Your goal = Repeat every line of the data exactly, but not the pictures.
** START **
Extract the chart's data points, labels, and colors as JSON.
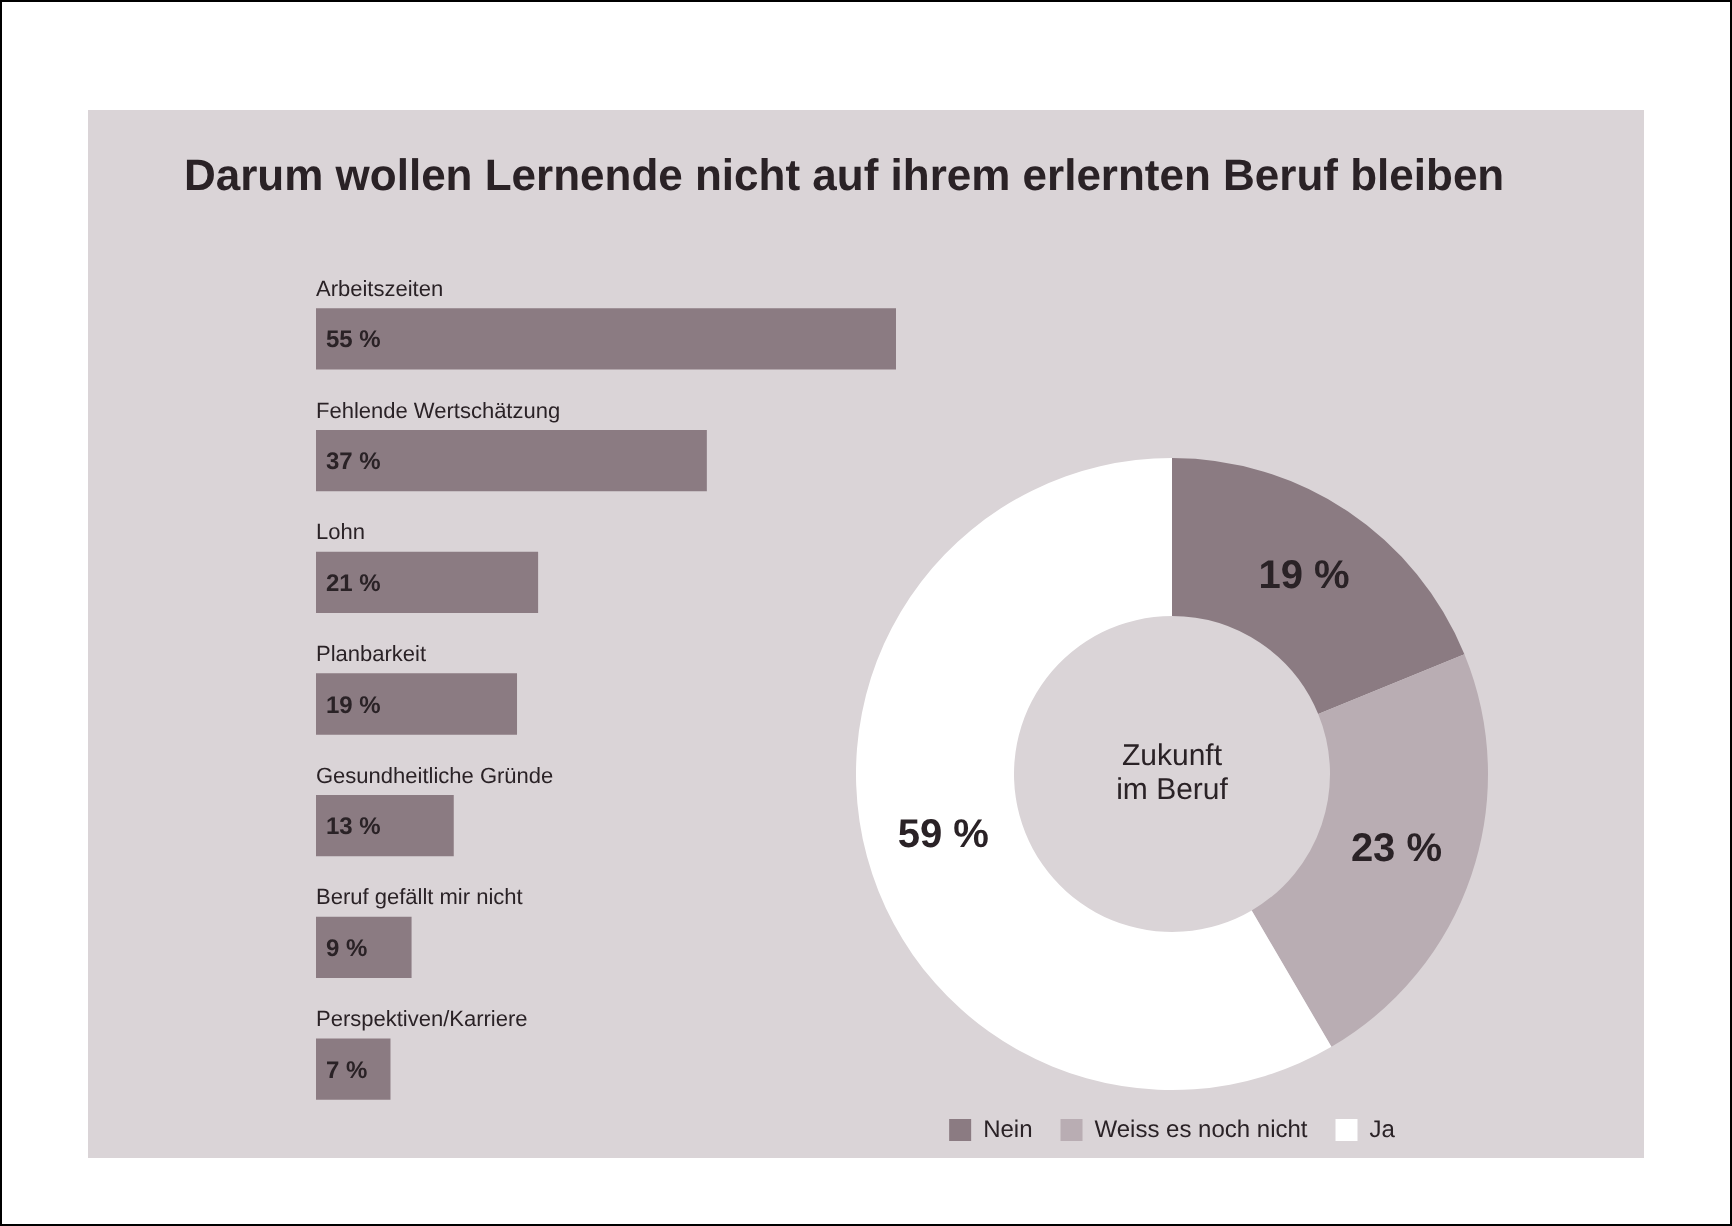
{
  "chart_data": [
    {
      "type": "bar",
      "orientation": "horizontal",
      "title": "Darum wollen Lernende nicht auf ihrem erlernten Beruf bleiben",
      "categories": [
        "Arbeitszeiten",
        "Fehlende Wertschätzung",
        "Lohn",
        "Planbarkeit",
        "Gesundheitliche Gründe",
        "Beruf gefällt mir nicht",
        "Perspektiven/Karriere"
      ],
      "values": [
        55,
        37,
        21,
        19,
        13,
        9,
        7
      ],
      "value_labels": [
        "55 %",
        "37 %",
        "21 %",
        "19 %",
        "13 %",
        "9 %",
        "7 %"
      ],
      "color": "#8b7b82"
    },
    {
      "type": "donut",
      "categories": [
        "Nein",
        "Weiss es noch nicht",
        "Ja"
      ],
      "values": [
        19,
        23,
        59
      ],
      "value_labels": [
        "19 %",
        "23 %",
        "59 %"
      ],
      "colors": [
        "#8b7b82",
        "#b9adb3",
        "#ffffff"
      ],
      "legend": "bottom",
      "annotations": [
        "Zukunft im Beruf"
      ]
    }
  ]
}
** END **
Written answer =
Extract the chart's data points, labels, and colors as JSON.
{
  "chart_data": [
    {
      "type": "bar",
      "orientation": "horizontal",
      "title": "Darum wollen Lernende nicht auf ihrem erlernten Beruf bleiben",
      "categories": [
        "Arbeitszeiten",
        "Fehlende Wertschätzung",
        "Lohn",
        "Planbarkeit",
        "Gesundheitliche Gründe",
        "Beruf gefällt mir nicht",
        "Perspektiven/Karriere"
      ],
      "values": [
        55,
        37,
        21,
        19,
        13,
        9,
        7
      ],
      "value_labels": [
        "55 %",
        "37 %",
        "21 %",
        "19 %",
        "13 %",
        "9 %",
        "7 %"
      ],
      "color": "#8b7b82"
    },
    {
      "type": "donut",
      "categories": [
        "Nein",
        "Weiss es noch nicht",
        "Ja"
      ],
      "values": [
        19,
        23,
        59
      ],
      "value_labels": [
        "19 %",
        "23 %",
        "59 %"
      ],
      "colors": [
        "#8b7b82",
        "#b9adb3",
        "#ffffff"
      ],
      "legend": "bottom",
      "annotations": [
        "Zukunft im Beruf"
      ]
    }
  ]
}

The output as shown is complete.